━━ Records shown
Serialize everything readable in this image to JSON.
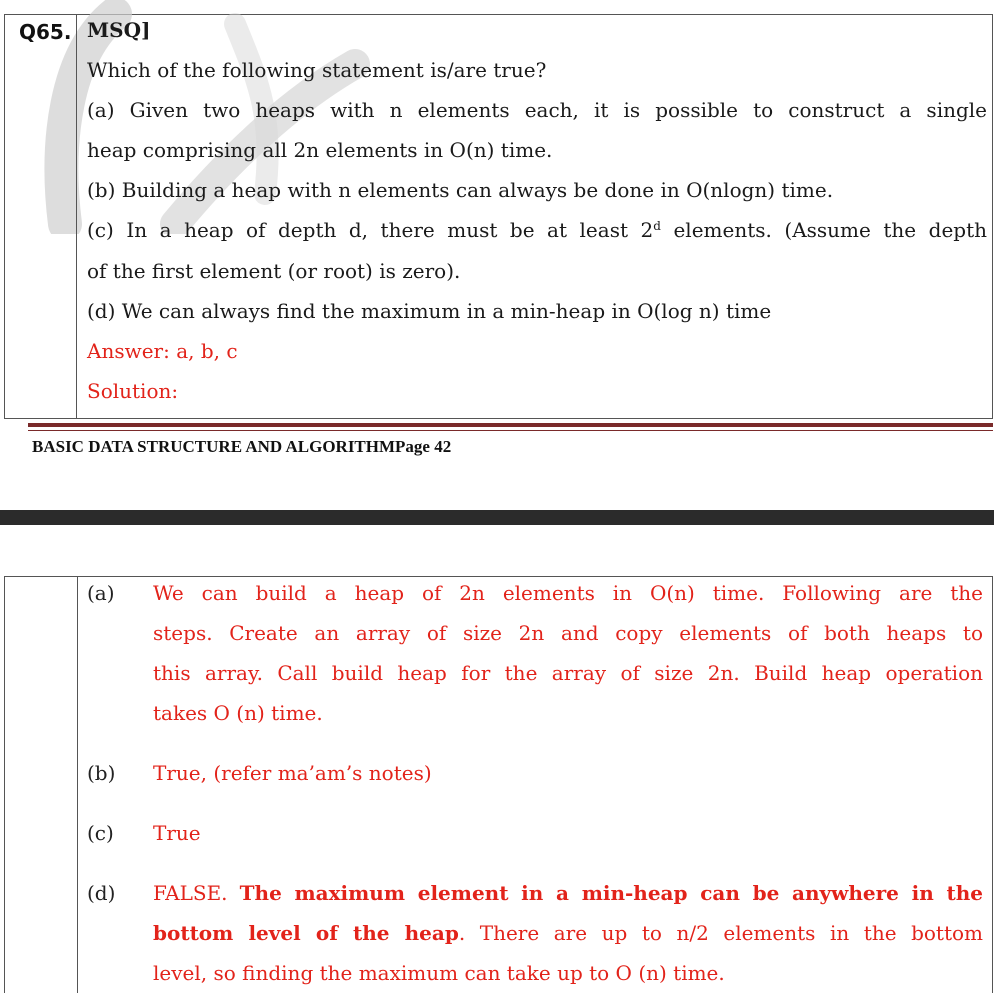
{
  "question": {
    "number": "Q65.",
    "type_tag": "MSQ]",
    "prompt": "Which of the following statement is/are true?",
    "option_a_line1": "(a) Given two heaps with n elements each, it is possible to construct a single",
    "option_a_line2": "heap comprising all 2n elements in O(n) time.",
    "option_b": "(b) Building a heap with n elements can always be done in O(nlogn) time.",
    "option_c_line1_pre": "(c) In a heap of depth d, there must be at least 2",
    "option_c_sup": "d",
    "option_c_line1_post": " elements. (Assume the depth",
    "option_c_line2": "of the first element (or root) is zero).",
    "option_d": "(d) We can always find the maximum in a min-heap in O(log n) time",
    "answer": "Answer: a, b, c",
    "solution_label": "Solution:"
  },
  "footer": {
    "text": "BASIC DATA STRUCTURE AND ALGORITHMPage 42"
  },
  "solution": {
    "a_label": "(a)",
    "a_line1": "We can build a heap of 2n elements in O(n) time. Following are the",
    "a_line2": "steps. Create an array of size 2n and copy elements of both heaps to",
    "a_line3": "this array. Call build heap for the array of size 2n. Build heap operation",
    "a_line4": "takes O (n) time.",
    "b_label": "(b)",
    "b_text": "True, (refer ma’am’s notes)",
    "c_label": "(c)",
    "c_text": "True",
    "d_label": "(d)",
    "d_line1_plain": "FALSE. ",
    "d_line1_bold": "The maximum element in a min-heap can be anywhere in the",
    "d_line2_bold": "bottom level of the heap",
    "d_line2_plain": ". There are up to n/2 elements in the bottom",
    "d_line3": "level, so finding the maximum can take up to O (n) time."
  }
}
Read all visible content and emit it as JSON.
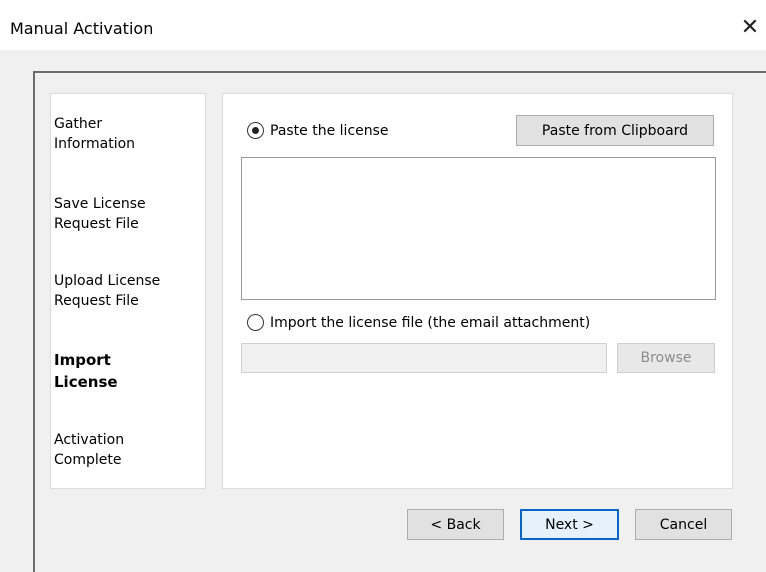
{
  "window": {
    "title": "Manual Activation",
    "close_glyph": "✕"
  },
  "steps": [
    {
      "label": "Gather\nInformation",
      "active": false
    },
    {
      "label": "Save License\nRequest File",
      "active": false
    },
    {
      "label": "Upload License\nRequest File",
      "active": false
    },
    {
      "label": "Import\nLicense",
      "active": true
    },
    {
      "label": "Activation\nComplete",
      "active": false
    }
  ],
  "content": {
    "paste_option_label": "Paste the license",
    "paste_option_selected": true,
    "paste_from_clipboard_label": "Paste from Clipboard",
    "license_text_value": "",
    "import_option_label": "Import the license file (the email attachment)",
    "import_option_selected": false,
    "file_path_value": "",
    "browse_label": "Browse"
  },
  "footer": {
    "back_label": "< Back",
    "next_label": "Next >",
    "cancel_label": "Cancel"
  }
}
━━━━
### What to produce
The records above are to be quoted exactly, with all pictures left out.

### The completed task
Serialize everything readable in this image to JSON.
{
  "question": {
    "number": "Q65.",
    "type_tag": "MSQ]",
    "prompt": "Which of the following statement is/are true?",
    "option_a_line1": "(a) Given two heaps with n elements each, it is possible to construct a single",
    "option_a_line2": "heap comprising all 2n elements in O(n) time.",
    "option_b": "(b) Building a heap with n elements can always be done in O(nlogn) time.",
    "option_c_line1_pre": "(c) In a heap of depth d, there must be at least 2",
    "option_c_sup": "d",
    "option_c_line1_post": " elements. (Assume the depth",
    "option_c_line2": "of the first element (or root) is zero).",
    "option_d": "(d) We can always find the maximum in a min-heap in O(log n) time",
    "answer": "Answer: a, b, c",
    "solution_label": "Solution:"
  },
  "footer": {
    "text": "BASIC DATA STRUCTURE AND ALGORITHMPage 42"
  },
  "solution": {
    "a_label": "(a)",
    "a_line1": "We can build a heap of 2n elements in O(n) time. Following are the",
    "a_line2": "steps. Create an array of size 2n and copy elements of both heaps to",
    "a_line3": "this array. Call build heap for the array of size 2n. Build heap operation",
    "a_line4": "takes O (n) time.",
    "b_label": "(b)",
    "b_text": "True, (refer ma’am’s notes)",
    "c_label": "(c)",
    "c_text": "True",
    "d_label": "(d)",
    "d_line1_plain": "FALSE. ",
    "d_line1_bold": "The maximum element in a min-heap can be anywhere in the",
    "d_line2_bold": "bottom level of the heap",
    "d_line2_plain": ". There are up to n/2 elements in the bottom",
    "d_line3": "level, so finding the maximum can take up to O (n) time."
  }
}
Read all visible content and emit it as JSON.
{
  "window": {
    "title": "Manual Activation",
    "close_glyph": "✕"
  },
  "steps": [
    {
      "label": "Gather\nInformation",
      "active": false
    },
    {
      "label": "Save License\nRequest File",
      "active": false
    },
    {
      "label": "Upload License\nRequest File",
      "active": false
    },
    {
      "label": "Import\nLicense",
      "active": true
    },
    {
      "label": "Activation\nComplete",
      "active": false
    }
  ],
  "content": {
    "paste_option_label": "Paste the license",
    "paste_option_selected": true,
    "paste_from_clipboard_label": "Paste from Clipboard",
    "license_text_value": "",
    "import_option_label": "Import the license file (the email attachment)",
    "import_option_selected": false,
    "file_path_value": "",
    "browse_label": "Browse"
  },
  "footer": {
    "back_label": "< Back",
    "next_label": "Next >",
    "cancel_label": "Cancel"
  }
}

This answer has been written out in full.